What to do> Copy every line in the records below that contains the word "Histogrammes".

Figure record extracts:
------------------------

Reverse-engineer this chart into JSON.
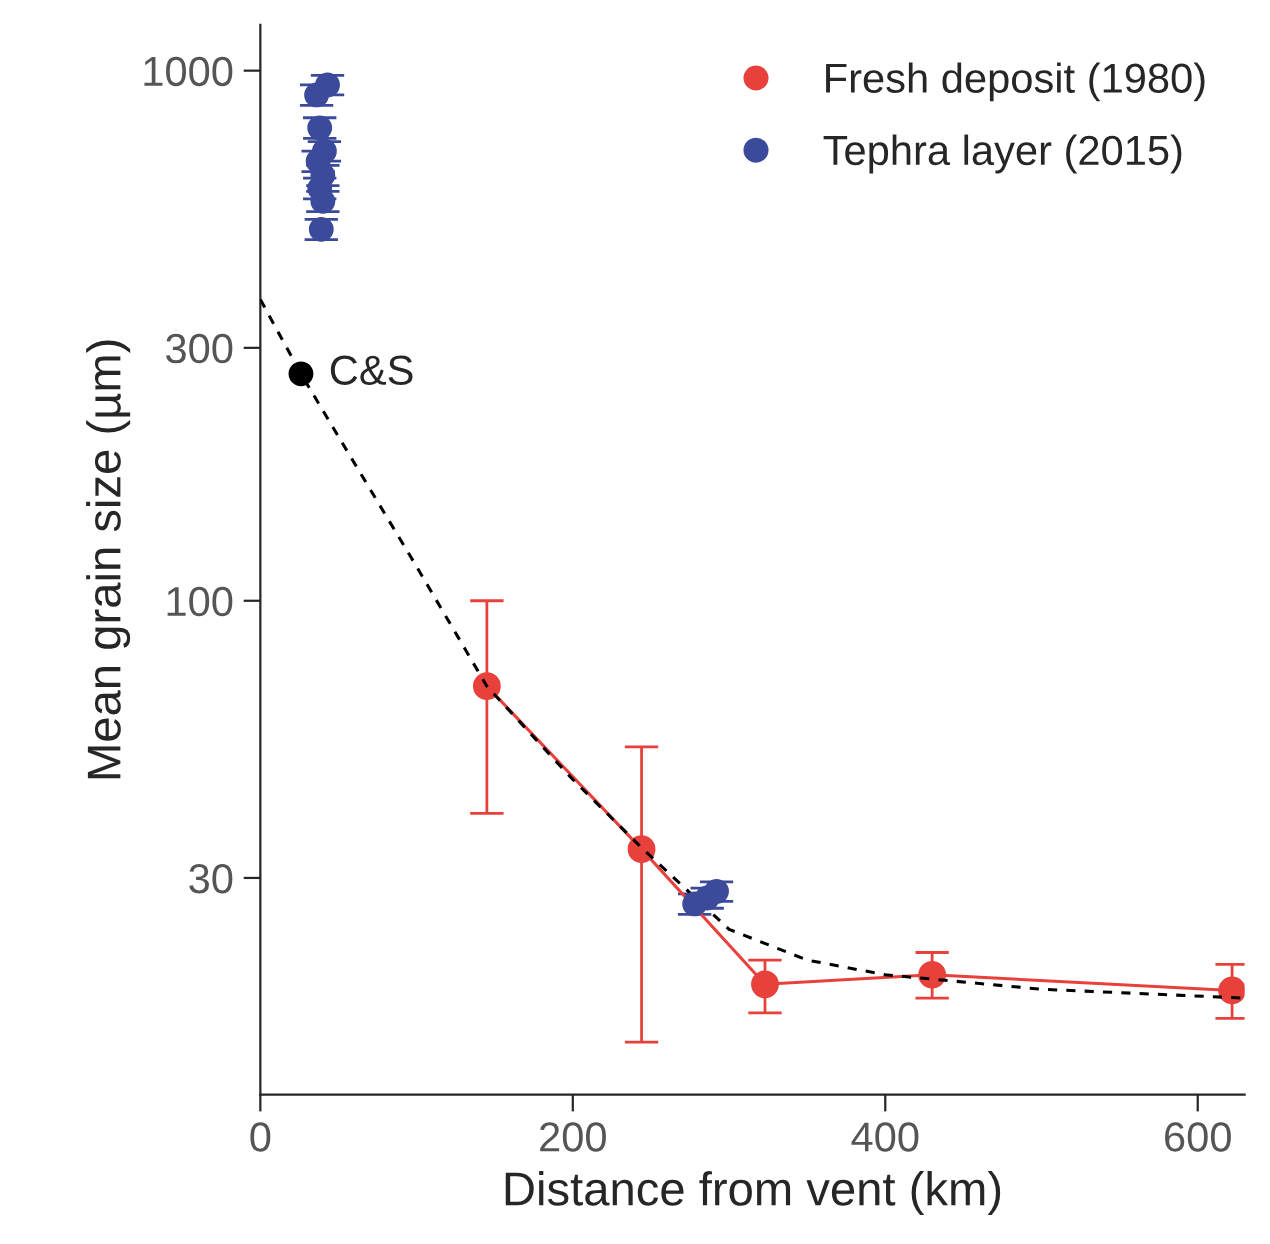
{
  "chart_data": {
    "type": "scatter",
    "xlabel": "Distance from vent (km)",
    "ylabel": "Mean grain size (µm)",
    "log": "y",
    "xlim": [
      0,
      630
    ],
    "ylim": [
      11.7,
      1220
    ],
    "xticks": [
      0,
      200,
      400,
      600
    ],
    "yticks": [
      30,
      100,
      300,
      1000
    ],
    "grid": false,
    "legend": "top right",
    "marker": "circle",
    "series": [
      {
        "name": "Fresh deposit (1980)",
        "type": "line",
        "color": "#e8413c",
        "line_style": "solid",
        "x": [
          145,
          244,
          323,
          430,
          622
        ],
        "values": [
          69,
          34,
          18.9,
          19.7,
          18.4
        ],
        "errors": [
          [
            39.7,
            100
          ],
          [
            14.7,
            53
          ],
          [
            16.7,
            21
          ],
          [
            17.8,
            21.7
          ],
          [
            16.3,
            20.6
          ]
        ]
      },
      {
        "name": "Tephra layer (2015)",
        "type": "scatter",
        "color": "#3b4a9a",
        "x": [
          36,
          43,
          38,
          41,
          37,
          40,
          38,
          40,
          39,
          278,
          286,
          292
        ],
        "values": [
          900,
          940,
          780,
          705,
          675,
          635,
          600,
          567,
          502,
          26.8,
          27.5,
          28.3
        ],
        "errors": [
          40,
          40,
          35,
          30,
          30,
          28,
          27,
          25,
          22,
          1.2,
          1.2,
          1.2
        ]
      },
      {
        "color": "#000000",
        "x": [
          26
        ],
        "values": [
          268
        ]
      },
      {
        "type": "line",
        "color": "#000000",
        "line_style": "dashed",
        "marker": "none",
        "x": [
          0,
          26,
          50,
          100,
          145,
          200,
          245,
          300,
          350,
          400,
          500,
          630
        ],
        "values": [
          370,
          268,
          204,
          116,
          69,
          46,
          34,
          24,
          21,
          19.7,
          18.5,
          17.8
        ]
      }
    ],
    "annotations": [
      {
        "text": "C&S",
        "x": 26,
        "y": 268
      }
    ]
  }
}
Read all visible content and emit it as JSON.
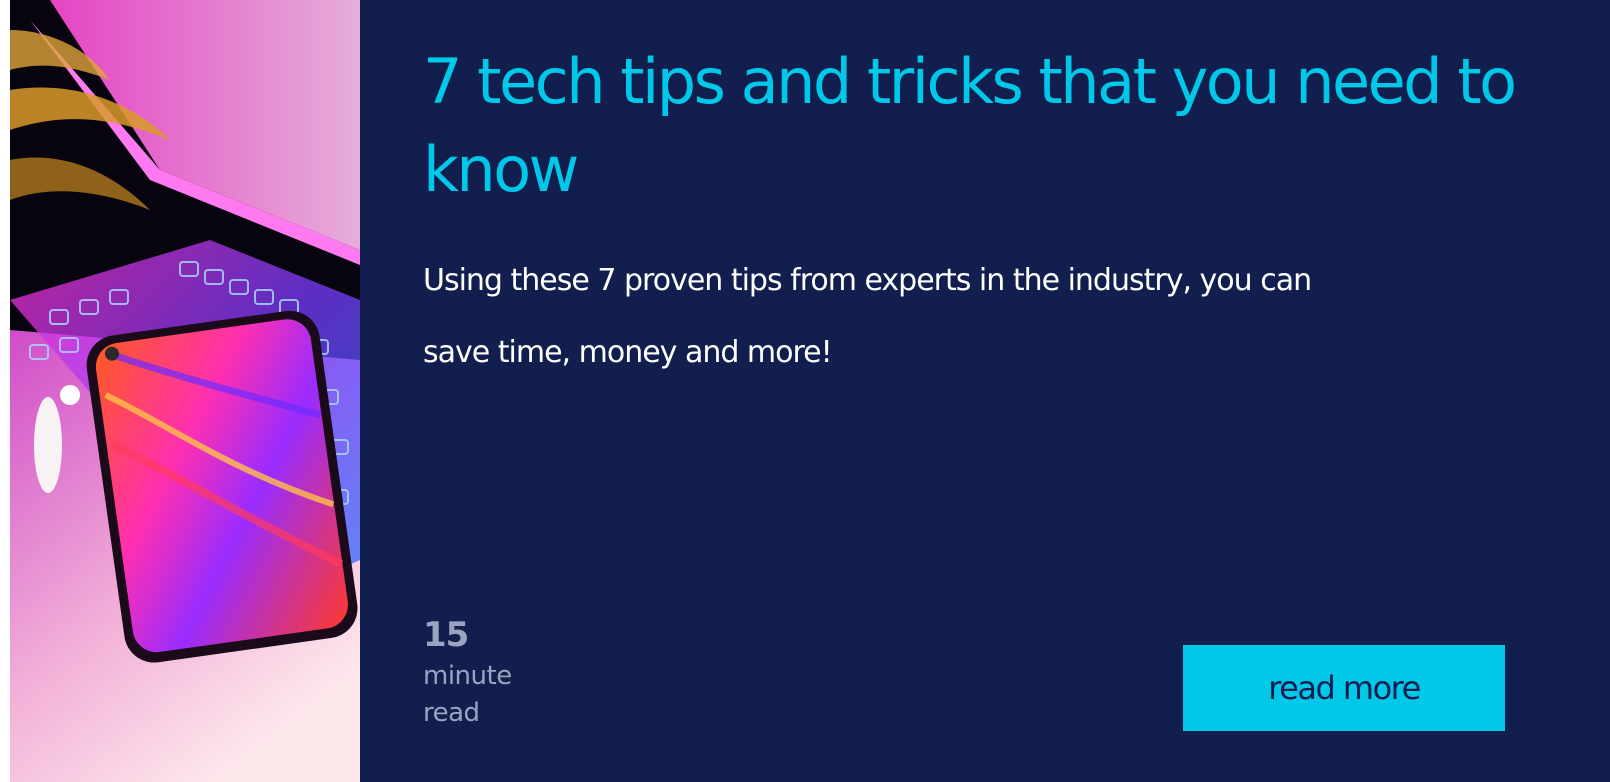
{
  "article": {
    "title": "7 tech tips and tricks that you need to know",
    "excerpt": "Using these 7 proven tips from experts in the industry, you can save time, money and more!",
    "read_time": {
      "number": "15",
      "unit_line1": "minute",
      "unit_line2": "read"
    },
    "read_more_label": "read more",
    "image": "neon-laptop-and-smartphone-photo"
  },
  "colors": {
    "accent": "#00c8e8",
    "panel_background": "#121e4e",
    "body_text": "#ffffff",
    "muted_text": "#9aa3bf"
  }
}
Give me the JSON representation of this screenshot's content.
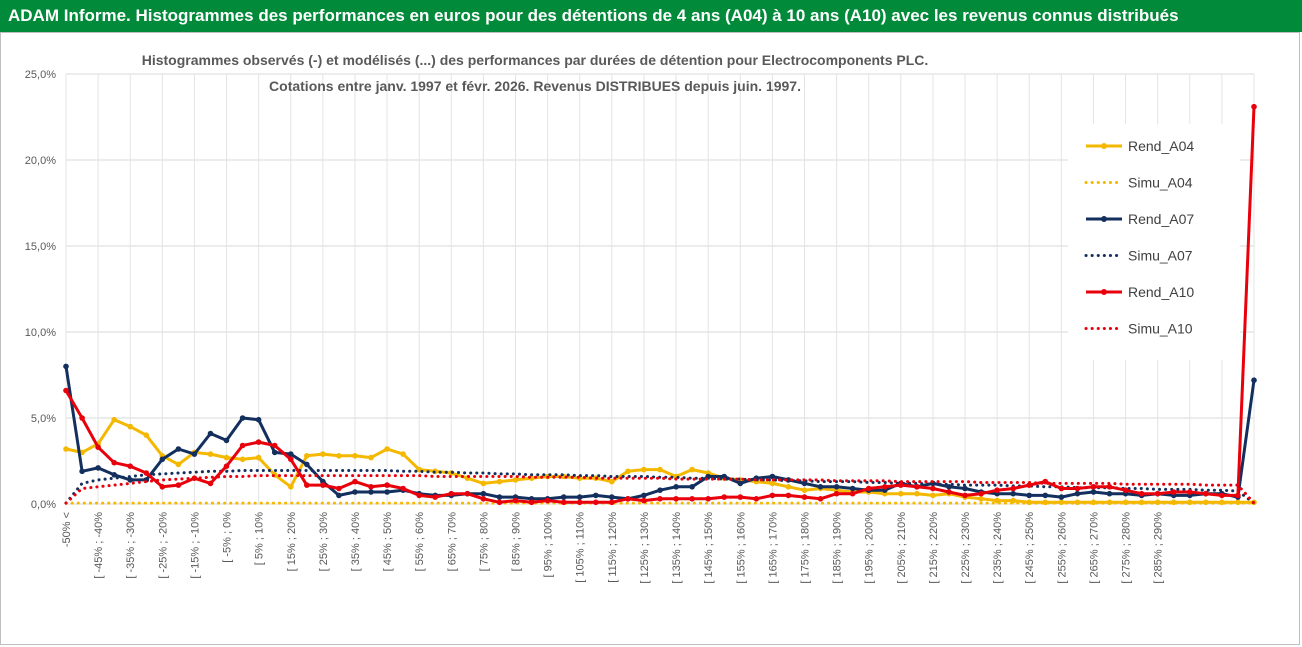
{
  "header": {
    "title": "ADAM Informe. Histogrammes des performances en euros pour des détentions de 4 ans (A04) à 10 ans (A10) avec les revenus connus distribués"
  },
  "colors": {
    "banner_bg": "#008a3a",
    "banner_text": "#ffffff",
    "A04": "#f5b800",
    "A07": "#132f5e",
    "A10": "#e8000b",
    "grid": "#d9d9d9"
  },
  "chart_data": {
    "type": "line",
    "title_lines": [
      "Histogrammes observés (-) et modélisés (...) des performances par durées de détention pour Electrocomponents PLC.",
      "Cotations entre janv. 1997 et févr. 2026. Revenus DISTRIBUES depuis juin. 1997."
    ],
    "xlabel": "",
    "ylabel": "",
    "ylim": [
      0,
      25
    ],
    "yticks": [
      "0,0%",
      "5,0%",
      "10,0%",
      "15,0%",
      "20,0%",
      "25,0%"
    ],
    "grid": true,
    "legend_position": "right",
    "x_labels": [
      "-50% <",
      "[ -45% ; -40%",
      "[ -35% ; -30%",
      "[ -25% ; -20%",
      "[ -15% ; -10%",
      "[ -5% ; 0%",
      "[ 5% ; 10%",
      "[ 15% ; 20%",
      "[ 25% ; 30%",
      "[ 35% ; 40%",
      "[ 45% ; 50%",
      "[ 55% ; 60%",
      "[ 65% ; 70%",
      "[ 75% ; 80%",
      "[ 85% ; 90%",
      "[ 95% ; 100%",
      "[ 105% ; 110%",
      "[ 115% ; 120%",
      "[ 125% ; 130%",
      "[ 135% ; 140%",
      "[ 145% ; 150%",
      "[ 155% ; 160%",
      "[ 165% ; 170%",
      "[ 175% ; 180%",
      "[ 185% ; 190%",
      "[ 195% ; 200%",
      "[ 205% ; 210%",
      "[ 215% ; 220%",
      "[ 225% ; 230%",
      "[ 235% ; 240%",
      "[ 245% ; 250%",
      "[ 255% ; 260%",
      "[ 265% ; 270%",
      "[ 275% ; 280%",
      "[ 285% ; 290%"
    ],
    "series": [
      {
        "name": "Rend_A04",
        "style": "solid",
        "color": "#f5b800",
        "values": [
          3.2,
          3.0,
          3.5,
          4.9,
          4.5,
          4.0,
          2.8,
          2.3,
          3.0,
          2.9,
          2.7,
          2.6,
          2.7,
          1.7,
          1.0,
          2.8,
          2.9,
          2.8,
          2.8,
          2.7,
          3.2,
          2.9,
          2.0,
          1.9,
          1.8,
          1.5,
          1.2,
          1.3,
          1.4,
          1.5,
          1.6,
          1.6,
          1.5,
          1.5,
          1.3,
          1.9,
          2.0,
          2.0,
          1.6,
          2.0,
          1.8,
          1.5,
          1.4,
          1.3,
          1.2,
          1.0,
          0.8,
          0.9,
          0.8,
          0.7,
          0.7,
          0.6,
          0.6,
          0.6,
          0.5,
          0.6,
          0.4,
          0.3,
          0.2,
          0.2,
          0.1,
          0.1,
          0.1,
          0.1,
          0.1,
          0.1,
          0.1,
          0.1,
          0.1,
          0.1,
          0.1,
          0.1,
          0.1,
          0.1,
          0.1
        ]
      },
      {
        "name": "Simu_A04",
        "style": "dotted",
        "color": "#f5b800",
        "values": [
          0.05,
          0.05,
          0.05,
          0.05,
          0.05,
          0.05,
          0.05,
          0.05,
          0.05,
          0.05,
          0.05,
          0.05,
          0.05,
          0.05,
          0.05,
          0.05,
          0.05,
          0.05,
          0.05,
          0.05,
          0.05,
          0.05,
          0.05,
          0.05,
          0.05,
          0.05,
          0.05,
          0.05,
          0.05,
          0.05,
          0.05,
          0.05,
          0.05,
          0.05,
          0.05,
          0.05,
          0.05,
          0.05,
          0.05,
          0.05,
          0.05,
          0.05,
          0.05,
          0.05,
          0.05,
          0.05,
          0.05,
          0.05,
          0.05,
          0.05,
          0.05,
          0.05,
          0.05,
          0.05,
          0.05,
          0.05,
          0.05,
          0.05,
          0.05,
          0.05,
          0.05,
          0.05,
          0.05,
          0.05,
          0.05,
          0.05,
          0.05,
          0.05,
          0.05,
          0.05,
          0.05,
          0.05,
          0.05,
          0.05,
          0.05
        ]
      },
      {
        "name": "Rend_A07",
        "style": "solid",
        "color": "#132f5e",
        "values": [
          8.0,
          1.9,
          2.1,
          1.7,
          1.4,
          1.4,
          2.6,
          3.2,
          2.9,
          4.1,
          3.7,
          5.0,
          4.9,
          3.0,
          2.9,
          2.3,
          1.3,
          0.5,
          0.7,
          0.7,
          0.7,
          0.8,
          0.6,
          0.5,
          0.5,
          0.6,
          0.6,
          0.4,
          0.4,
          0.3,
          0.3,
          0.4,
          0.4,
          0.5,
          0.4,
          0.3,
          0.5,
          0.8,
          1.0,
          1.0,
          1.6,
          1.6,
          1.2,
          1.5,
          1.6,
          1.4,
          1.2,
          1.0,
          1.0,
          0.9,
          0.8,
          0.8,
          1.2,
          1.0,
          1.2,
          1.0,
          0.9,
          0.7,
          0.6,
          0.6,
          0.5,
          0.5,
          0.4,
          0.6,
          0.7,
          0.6,
          0.6,
          0.5,
          0.6,
          0.5,
          0.5,
          0.6,
          0.6,
          0.4,
          7.2
        ]
      },
      {
        "name": "Simu_A07",
        "style": "dotted",
        "color": "#132f5e",
        "values": [
          0.05,
          1.2,
          1.4,
          1.5,
          1.6,
          1.7,
          1.75,
          1.8,
          1.85,
          1.9,
          1.9,
          1.95,
          1.95,
          1.95,
          1.95,
          1.95,
          1.95,
          1.95,
          1.95,
          1.95,
          1.95,
          1.9,
          1.9,
          1.85,
          1.85,
          1.8,
          1.8,
          1.75,
          1.75,
          1.7,
          1.7,
          1.7,
          1.65,
          1.65,
          1.6,
          1.6,
          1.6,
          1.55,
          1.55,
          1.5,
          1.5,
          1.45,
          1.45,
          1.4,
          1.4,
          1.35,
          1.35,
          1.3,
          1.3,
          1.3,
          1.25,
          1.25,
          1.2,
          1.2,
          1.15,
          1.15,
          1.1,
          1.1,
          1.1,
          1.05,
          1.05,
          1.0,
          1.0,
          0.95,
          0.95,
          0.95,
          0.9,
          0.9,
          0.85,
          0.85,
          0.85,
          0.8,
          0.8,
          0.75,
          0.05
        ]
      },
      {
        "name": "Rend_A10",
        "style": "solid",
        "color": "#e8000b",
        "values": [
          6.6,
          5.0,
          3.3,
          2.4,
          2.2,
          1.8,
          1.0,
          1.1,
          1.5,
          1.2,
          2.2,
          3.4,
          3.6,
          3.4,
          2.6,
          1.1,
          1.1,
          0.9,
          1.3,
          1.0,
          1.1,
          0.9,
          0.5,
          0.4,
          0.6,
          0.6,
          0.3,
          0.1,
          0.2,
          0.1,
          0.2,
          0.1,
          0.1,
          0.1,
          0.1,
          0.3,
          0.2,
          0.3,
          0.3,
          0.3,
          0.3,
          0.4,
          0.4,
          0.3,
          0.5,
          0.5,
          0.4,
          0.3,
          0.6,
          0.6,
          0.9,
          1.0,
          1.1,
          1.0,
          0.9,
          0.7,
          0.5,
          0.6,
          0.8,
          0.9,
          1.1,
          1.3,
          0.9,
          0.9,
          1.0,
          1.0,
          0.8,
          0.6,
          0.6,
          0.7,
          0.7,
          0.6,
          0.5,
          0.5,
          23.1
        ]
      },
      {
        "name": "Simu_A10",
        "style": "dotted",
        "color": "#e8000b",
        "values": [
          0.05,
          0.9,
          1.0,
          1.1,
          1.2,
          1.3,
          1.4,
          1.45,
          1.5,
          1.55,
          1.6,
          1.6,
          1.65,
          1.65,
          1.65,
          1.65,
          1.65,
          1.65,
          1.65,
          1.65,
          1.65,
          1.65,
          1.65,
          1.6,
          1.6,
          1.6,
          1.6,
          1.6,
          1.6,
          1.55,
          1.55,
          1.55,
          1.55,
          1.5,
          1.5,
          1.5,
          1.5,
          1.5,
          1.45,
          1.45,
          1.45,
          1.45,
          1.45,
          1.4,
          1.4,
          1.4,
          1.4,
          1.4,
          1.35,
          1.35,
          1.35,
          1.35,
          1.3,
          1.3,
          1.3,
          1.3,
          1.3,
          1.25,
          1.25,
          1.25,
          1.25,
          1.2,
          1.2,
          1.2,
          1.2,
          1.2,
          1.15,
          1.15,
          1.15,
          1.15,
          1.15,
          1.1,
          1.1,
          1.1,
          0.05
        ]
      }
    ]
  }
}
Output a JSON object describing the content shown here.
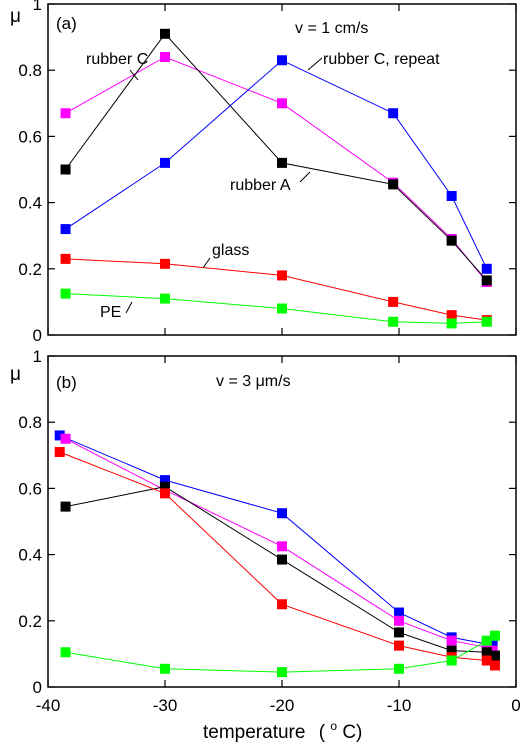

------------------------

Written response>
    "title": "ADAM Informe. Histogrammes des performances en euros pour des détentions de 4 ans (A04) à 10 ans (A10) avec les revenus connus distribués"
      "Histogrammes observés (-) et modélisés (...) des performances par durées de détention pour Electrocomponents PLC.",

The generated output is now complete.